[Extracted data entries]

----------------------------------------

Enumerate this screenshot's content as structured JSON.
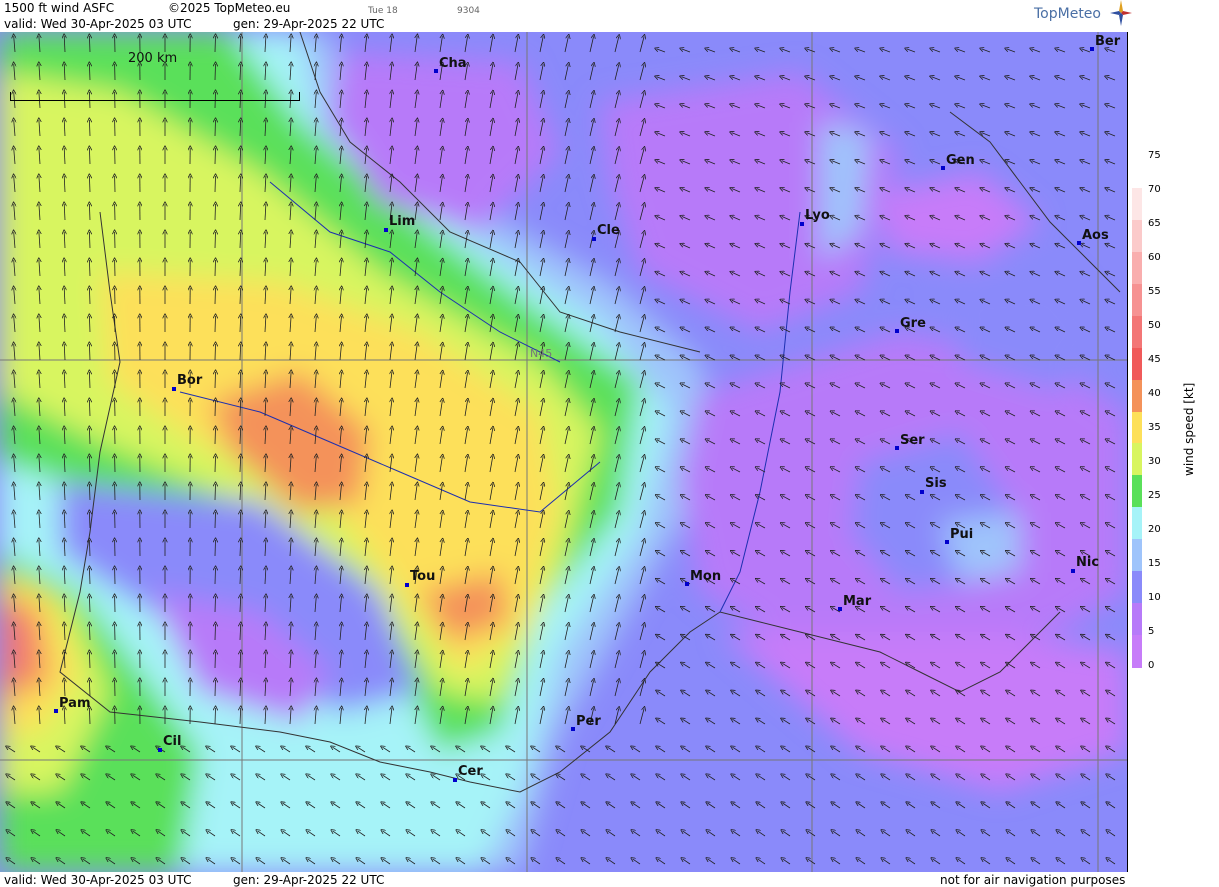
{
  "header": {
    "product": "1500 ft wind ASFC",
    "copyright": "©2025 TopMeteo.eu",
    "tue": "Tue 18",
    "code": "9304",
    "valid": "valid:  Wed  30-Apr-2025  03 UTC",
    "gen": "gen: 29-Apr-2025 22 UTC",
    "logo": "TopMeteo"
  },
  "map": {
    "scale_label": "200 km",
    "lat_label": "N45",
    "cities": [
      {
        "name": "Ber"
      },
      {
        "name": "Cha"
      },
      {
        "name": "Gen"
      },
      {
        "name": "Lim"
      },
      {
        "name": "Cle"
      },
      {
        "name": "Lyo"
      },
      {
        "name": "Aos"
      },
      {
        "name": "Gre"
      },
      {
        "name": "Bor"
      },
      {
        "name": "Ser"
      },
      {
        "name": "Sis"
      },
      {
        "name": "Pui"
      },
      {
        "name": "Tou"
      },
      {
        "name": "Mon"
      },
      {
        "name": "Nic"
      },
      {
        "name": "Mar"
      },
      {
        "name": "Pam"
      },
      {
        "name": "Per"
      },
      {
        "name": "Cil"
      },
      {
        "name": "Cer"
      }
    ]
  },
  "legend": {
    "title": "wind  speed  [kt]",
    "ticks": [
      "75",
      "70",
      "65",
      "60",
      "55",
      "50",
      "45",
      "40",
      "35",
      "30",
      "25",
      "20",
      "15",
      "10",
      "5",
      "0"
    ],
    "colors": [
      "#ffffff",
      "#fde6e6",
      "#fbcaca",
      "#f9aeae",
      "#f69292",
      "#f37676",
      "#f05a5a",
      "#f4925a",
      "#fde05a",
      "#d8f560",
      "#5ae05a",
      "#a6f3f8",
      "#9fc4fb",
      "#8a8afa",
      "#b77af9",
      "#c77cf9"
    ]
  },
  "footer": {
    "valid": "valid:  Wed  30-Apr-2025  03 UTC",
    "gen": "gen: 29-Apr-2025 22 UTC",
    "note": "not for air navigation purposes"
  }
}
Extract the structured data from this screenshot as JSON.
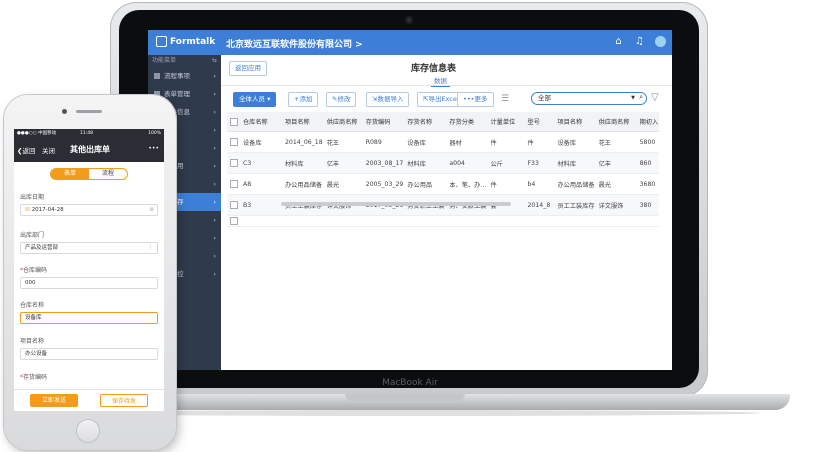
{
  "laptop": {
    "brand_label": "MacBook Air",
    "app": {
      "logo_text": "Formtalk",
      "company": "北京致远互联软件股份有限公司 >",
      "sidebar": {
        "header": "功能菜单",
        "items": [
          {
            "label": "流程事项"
          },
          {
            "label": "表单管理"
          },
          {
            "label": "公共信息"
          },
          {
            "label": "管理"
          },
          {
            "label": ""
          },
          {
            "label": "的应用"
          },
          {
            "label": "管理"
          },
          {
            "label": "进销存"
          },
          {
            "label": "M"
          },
          {
            "label": "管理"
          },
          {
            "label": "管理"
          },
          {
            "label": "库信控"
          }
        ]
      },
      "back_button": "返回应用",
      "page_title": "库存信息表",
      "active_tab": "数据",
      "toolbar": {
        "all_staff": "全体人员 ▾",
        "add": "+添加",
        "edit": "修改",
        "import": "数据导入",
        "export": "导出Excel",
        "more": "更多"
      },
      "search": {
        "value": "全部"
      },
      "table": {
        "columns": [
          "仓库名称",
          "项目名称",
          "供应商名称",
          "存货编码",
          "存货名称",
          "存货分类",
          "计量单位",
          "型号",
          "项目名称",
          "供应商名称",
          "期初入"
        ],
        "rows": [
          [
            "设备库",
            "2014_06_18",
            "花王",
            "R089",
            "设备库",
            "器材",
            "件",
            "件",
            "设备库",
            "花王",
            "5800"
          ],
          [
            "C3",
            "材料库",
            "亿丰",
            "2003_08_17",
            "材料库",
            "a004",
            "公斤",
            "F33",
            "材料库",
            "亿丰",
            "860"
          ],
          [
            "A8",
            "办公用品储备",
            "晨光",
            "2005_03_29",
            "办公用品",
            "本、笔、办...",
            "件",
            "b4",
            "办公用品储备",
            "晨光",
            "3680"
          ],
          [
            "B3",
            "员工工装库存",
            "详文服饰",
            "2017_05_26",
            "男女职工工装",
            "男、女款工装",
            "套",
            "2014_8",
            "员工工装库存",
            "详文服饰",
            "380"
          ]
        ]
      }
    }
  },
  "phone": {
    "status": {
      "carrier": "●●●○○ 中国移动",
      "time": "11:48",
      "battery": "100%"
    },
    "nav": {
      "back": "返回",
      "close": "关闭",
      "title": "其他出库单",
      "more": "•••"
    },
    "segments": [
      "表单",
      "流程"
    ],
    "fields": [
      {
        "label": "出库日期",
        "value": "2017-04-28",
        "required": false
      },
      {
        "label": "出库部门",
        "value": "产品及运营部",
        "required": false
      },
      {
        "label": "仓库编码",
        "value": "000",
        "required": true
      },
      {
        "label": "仓库名称",
        "value": "设备库",
        "required": false
      },
      {
        "label": "项目名称",
        "value": "办公设备",
        "required": false
      },
      {
        "label": "存货编码",
        "value": "",
        "required": true
      }
    ],
    "buttons": {
      "submit": "立即发送",
      "save_draft": "保存待发"
    }
  },
  "colors": {
    "primary": "#3d7fd7",
    "sidebar": "#2f3a4c",
    "accent_orange": "#f29b1d"
  }
}
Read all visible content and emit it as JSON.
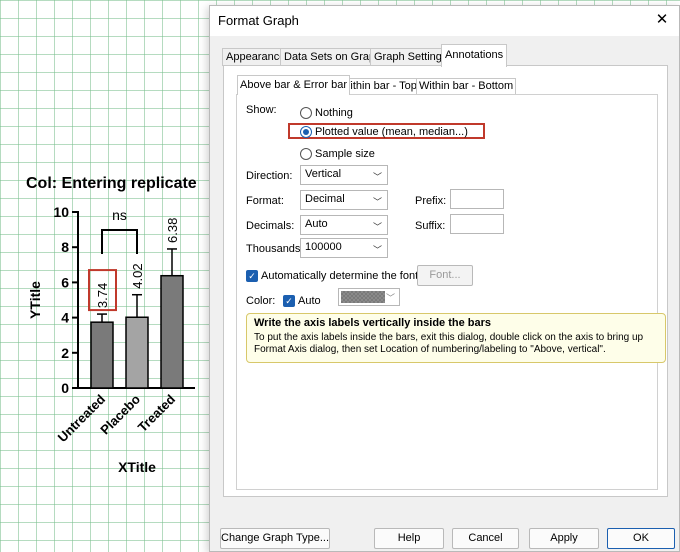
{
  "graph": {
    "title": "Col: Entering replicate",
    "ytitle": "YTitle",
    "xtitle": "XTitle",
    "significance_label": "ns",
    "chart_data": {
      "type": "bar",
      "title": "Col: Entering replicate",
      "xlabel": "XTitle",
      "ylabel": "YTitle",
      "ylim": [
        0,
        10
      ],
      "yticks": [
        0,
        2,
        4,
        6,
        8,
        10
      ],
      "categories": [
        "Untreated",
        "Placebo",
        "Treated"
      ],
      "values": [
        3.74,
        4.02,
        6.38
      ],
      "value_labels": [
        "3.74",
        "4.02",
        "6.38"
      ],
      "error_upper": [
        4.2,
        5.3,
        7.9
      ],
      "error_lower": [
        3.2,
        3.0,
        4.8
      ],
      "bar_colors": [
        "#7a7a7a",
        "#a4a4a4",
        "#7a7a7a"
      ],
      "highlight_color": "#c0392b",
      "annotations": [
        {
          "text": "ns",
          "between": [
            "Untreated",
            "Placebo"
          ]
        }
      ]
    }
  },
  "dialog": {
    "title": "Format Graph",
    "tabs": [
      "Appearance",
      "Data Sets on Graph",
      "Graph Settings",
      "Annotations"
    ],
    "active_tab": "Annotations",
    "subtabs": [
      "Above bar & Error bar",
      "Within bar - Top",
      "Within bar - Bottom"
    ],
    "show": {
      "label": "Show:",
      "options": [
        "Nothing",
        "Plotted value (mean, median...)",
        "Sample size"
      ],
      "selected": "Plotted value (mean, median...)"
    },
    "direction": {
      "label": "Direction:",
      "value": "Vertical"
    },
    "format": {
      "label": "Format:",
      "value": "Decimal"
    },
    "decimals": {
      "label": "Decimals:",
      "value": "Auto"
    },
    "thousands": {
      "label": "Thousands:",
      "value": "100000"
    },
    "prefix": {
      "label": "Prefix:",
      "value": ""
    },
    "suffix": {
      "label": "Suffix:",
      "value": ""
    },
    "auto_font": {
      "label": "Automatically determine the font",
      "checked": true
    },
    "font_button": "Font...",
    "color": {
      "label": "Color:",
      "auto_label": "Auto",
      "auto_checked": true
    },
    "tip": {
      "title": "Write the axis labels vertically inside the bars",
      "body": "To put the axis labels inside the bars, exit this dialog, double click on the axis to bring up Format Axis dialog, then set Location of numbering/labeling to \"Above, vertical\"."
    },
    "buttons": {
      "change_graph_type": "Change Graph Type...",
      "help": "Help",
      "cancel": "Cancel",
      "apply": "Apply",
      "ok": "OK"
    }
  },
  "colors": {
    "accent": "#1b5fb0",
    "highlight_border": "#c0392b",
    "tip_background": "#fefee9"
  }
}
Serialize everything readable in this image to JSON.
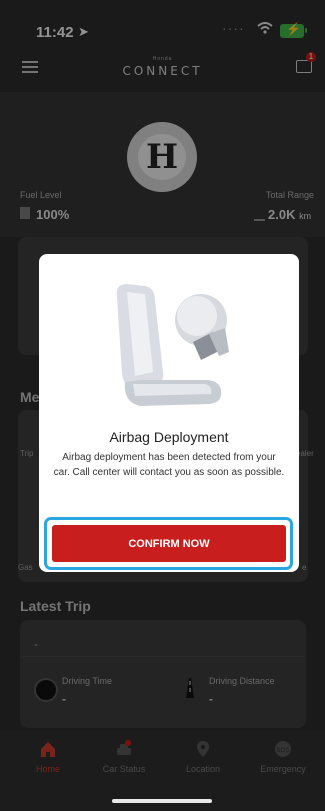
{
  "status_bar": {
    "time": "11:42"
  },
  "header": {
    "logo_small": "Honda",
    "logo_main": "CONNECT",
    "notification_count": "1"
  },
  "metrics": {
    "fuel_label": "Fuel Level",
    "fuel_value": "100%",
    "range_label": "Total Range",
    "range_value": "2.0K",
    "range_unit": "km"
  },
  "background_fragments": {
    "menu_section": "Me",
    "tile_left_1": "Trip",
    "tile_right_1": "ealer",
    "tile_left_2": "Gas",
    "tile_right_2": "e"
  },
  "latest_trip": {
    "title": "Latest Trip",
    "trip_value": "-",
    "driving_time_label": "Driving Time",
    "driving_time_value": "-",
    "driving_distance_label": "Driving Distance",
    "driving_distance_value": "-"
  },
  "bottom_nav": {
    "items": [
      {
        "label": "Home",
        "icon": "home-icon",
        "active": true
      },
      {
        "label": "Car Status",
        "icon": "car-status-icon",
        "active": false
      },
      {
        "label": "Location",
        "icon": "location-pin-icon",
        "active": false
      },
      {
        "label": "Emergency",
        "icon": "sos-icon",
        "active": false
      }
    ]
  },
  "modal": {
    "title": "Airbag Deployment",
    "message": "Airbag deployment has been detected from your car. Call center will contact you as soon as possible.",
    "confirm_label": "CONFIRM NOW"
  },
  "colors": {
    "accent_red": "#c81e1e",
    "highlight_blue": "#2aa7e0",
    "battery_green": "#3fb24a"
  }
}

----------------------------------------

## [Task]
Using the entries above, tally how many lines have the word "true" in them; write the number and nothing more.

## [Reply to the exercise]
5